Task:
Repeat the entire listing exactly.

— begin Supplied entries —

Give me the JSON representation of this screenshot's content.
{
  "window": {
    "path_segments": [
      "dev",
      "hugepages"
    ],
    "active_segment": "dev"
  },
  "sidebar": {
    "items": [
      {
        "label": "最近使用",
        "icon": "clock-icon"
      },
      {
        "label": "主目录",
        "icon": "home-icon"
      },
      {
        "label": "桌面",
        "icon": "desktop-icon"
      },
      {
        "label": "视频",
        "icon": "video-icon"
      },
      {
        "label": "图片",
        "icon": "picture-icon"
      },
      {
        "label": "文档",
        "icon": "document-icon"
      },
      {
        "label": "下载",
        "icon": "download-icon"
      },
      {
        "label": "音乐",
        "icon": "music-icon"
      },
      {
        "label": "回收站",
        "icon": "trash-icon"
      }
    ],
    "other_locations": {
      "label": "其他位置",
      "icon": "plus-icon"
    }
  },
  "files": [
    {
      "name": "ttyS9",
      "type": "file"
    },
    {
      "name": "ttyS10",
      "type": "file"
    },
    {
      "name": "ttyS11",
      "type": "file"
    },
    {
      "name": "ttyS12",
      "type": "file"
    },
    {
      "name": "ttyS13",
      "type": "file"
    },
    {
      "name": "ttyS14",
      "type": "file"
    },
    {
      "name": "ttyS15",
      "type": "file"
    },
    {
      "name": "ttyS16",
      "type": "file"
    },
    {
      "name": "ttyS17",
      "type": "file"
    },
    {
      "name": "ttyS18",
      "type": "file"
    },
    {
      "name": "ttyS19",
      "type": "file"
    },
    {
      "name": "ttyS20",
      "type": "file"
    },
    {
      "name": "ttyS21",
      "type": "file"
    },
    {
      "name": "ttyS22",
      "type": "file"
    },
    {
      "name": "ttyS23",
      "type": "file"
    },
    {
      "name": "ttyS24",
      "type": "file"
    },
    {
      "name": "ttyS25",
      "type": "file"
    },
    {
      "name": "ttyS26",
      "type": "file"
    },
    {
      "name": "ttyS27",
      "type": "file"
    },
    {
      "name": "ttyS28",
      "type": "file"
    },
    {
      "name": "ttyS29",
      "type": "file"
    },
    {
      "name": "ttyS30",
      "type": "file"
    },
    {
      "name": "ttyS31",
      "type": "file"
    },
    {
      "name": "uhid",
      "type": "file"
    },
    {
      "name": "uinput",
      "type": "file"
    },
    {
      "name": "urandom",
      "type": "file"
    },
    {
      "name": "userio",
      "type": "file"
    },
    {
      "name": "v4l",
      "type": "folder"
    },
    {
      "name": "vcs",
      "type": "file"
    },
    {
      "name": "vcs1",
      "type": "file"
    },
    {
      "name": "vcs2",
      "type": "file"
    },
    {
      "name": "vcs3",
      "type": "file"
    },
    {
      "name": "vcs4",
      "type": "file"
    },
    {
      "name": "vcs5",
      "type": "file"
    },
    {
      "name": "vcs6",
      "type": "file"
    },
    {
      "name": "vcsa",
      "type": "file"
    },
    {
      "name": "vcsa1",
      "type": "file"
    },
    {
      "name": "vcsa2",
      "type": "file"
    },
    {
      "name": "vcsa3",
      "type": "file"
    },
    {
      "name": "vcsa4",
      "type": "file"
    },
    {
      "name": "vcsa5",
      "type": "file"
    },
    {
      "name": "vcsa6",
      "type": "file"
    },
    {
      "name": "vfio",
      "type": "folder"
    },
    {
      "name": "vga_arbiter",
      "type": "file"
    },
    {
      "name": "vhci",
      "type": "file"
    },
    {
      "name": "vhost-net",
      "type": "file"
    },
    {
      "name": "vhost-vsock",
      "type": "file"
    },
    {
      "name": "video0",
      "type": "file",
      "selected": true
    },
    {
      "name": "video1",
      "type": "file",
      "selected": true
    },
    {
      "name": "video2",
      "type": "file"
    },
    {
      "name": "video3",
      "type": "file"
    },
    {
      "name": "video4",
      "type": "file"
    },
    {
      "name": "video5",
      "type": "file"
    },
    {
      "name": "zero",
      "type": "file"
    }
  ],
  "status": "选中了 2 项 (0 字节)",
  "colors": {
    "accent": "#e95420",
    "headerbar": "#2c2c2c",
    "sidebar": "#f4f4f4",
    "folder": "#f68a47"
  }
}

— end Supplied entries —

Answer to this exercise:
Give me the JSON representation of this screenshot's content.
{
  "window": {
    "path_segments": [
      "dev",
      "hugepages"
    ],
    "active_segment": "dev"
  },
  "sidebar": {
    "items": [
      {
        "label": "最近使用",
        "icon": "clock-icon"
      },
      {
        "label": "主目录",
        "icon": "home-icon"
      },
      {
        "label": "桌面",
        "icon": "desktop-icon"
      },
      {
        "label": "视频",
        "icon": "video-icon"
      },
      {
        "label": "图片",
        "icon": "picture-icon"
      },
      {
        "label": "文档",
        "icon": "document-icon"
      },
      {
        "label": "下载",
        "icon": "download-icon"
      },
      {
        "label": "音乐",
        "icon": "music-icon"
      },
      {
        "label": "回收站",
        "icon": "trash-icon"
      }
    ],
    "other_locations": {
      "label": "其他位置",
      "icon": "plus-icon"
    }
  },
  "files": [
    {
      "name": "ttyS9",
      "type": "file"
    },
    {
      "name": "ttyS10",
      "type": "file"
    },
    {
      "name": "ttyS11",
      "type": "file"
    },
    {
      "name": "ttyS12",
      "type": "file"
    },
    {
      "name": "ttyS13",
      "type": "file"
    },
    {
      "name": "ttyS14",
      "type": "file"
    },
    {
      "name": "ttyS15",
      "type": "file"
    },
    {
      "name": "ttyS16",
      "type": "file"
    },
    {
      "name": "ttyS17",
      "type": "file"
    },
    {
      "name": "ttyS18",
      "type": "file"
    },
    {
      "name": "ttyS19",
      "type": "file"
    },
    {
      "name": "ttyS20",
      "type": "file"
    },
    {
      "name": "ttyS21",
      "type": "file"
    },
    {
      "name": "ttyS22",
      "type": "file"
    },
    {
      "name": "ttyS23",
      "type": "file"
    },
    {
      "name": "ttyS24",
      "type": "file"
    },
    {
      "name": "ttyS25",
      "type": "file"
    },
    {
      "name": "ttyS26",
      "type": "file"
    },
    {
      "name": "ttyS27",
      "type": "file"
    },
    {
      "name": "ttyS28",
      "type": "file"
    },
    {
      "name": "ttyS29",
      "type": "file"
    },
    {
      "name": "ttyS30",
      "type": "file"
    },
    {
      "name": "ttyS31",
      "type": "file"
    },
    {
      "name": "uhid",
      "type": "file"
    },
    {
      "name": "uinput",
      "type": "file"
    },
    {
      "name": "urandom",
      "type": "file"
    },
    {
      "name": "userio",
      "type": "file"
    },
    {
      "name": "v4l",
      "type": "folder"
    },
    {
      "name": "vcs",
      "type": "file"
    },
    {
      "name": "vcs1",
      "type": "file"
    },
    {
      "name": "vcs2",
      "type": "file"
    },
    {
      "name": "vcs3",
      "type": "file"
    },
    {
      "name": "vcs4",
      "type": "file"
    },
    {
      "name": "vcs5",
      "type": "file"
    },
    {
      "name": "vcs6",
      "type": "file"
    },
    {
      "name": "vcsa",
      "type": "file"
    },
    {
      "name": "vcsa1",
      "type": "file"
    },
    {
      "name": "vcsa2",
      "type": "file"
    },
    {
      "name": "vcsa3",
      "type": "file"
    },
    {
      "name": "vcsa4",
      "type": "file"
    },
    {
      "name": "vcsa5",
      "type": "file"
    },
    {
      "name": "vcsa6",
      "type": "file"
    },
    {
      "name": "vfio",
      "type": "folder"
    },
    {
      "name": "vga_arbiter",
      "type": "file"
    },
    {
      "name": "vhci",
      "type": "file"
    },
    {
      "name": "vhost-net",
      "type": "file"
    },
    {
      "name": "vhost-vsock",
      "type": "file"
    },
    {
      "name": "video0",
      "type": "file",
      "selected": true
    },
    {
      "name": "video1",
      "type": "file",
      "selected": true
    },
    {
      "name": "video2",
      "type": "file"
    },
    {
      "name": "video3",
      "type": "file"
    },
    {
      "name": "video4",
      "type": "file"
    },
    {
      "name": "video5",
      "type": "file"
    },
    {
      "name": "zero",
      "type": "file"
    }
  ],
  "status": "选中了 2 项 (0 字节)",
  "colors": {
    "accent": "#e95420",
    "headerbar": "#2c2c2c",
    "sidebar": "#f4f4f4",
    "folder": "#f68a47"
  }
}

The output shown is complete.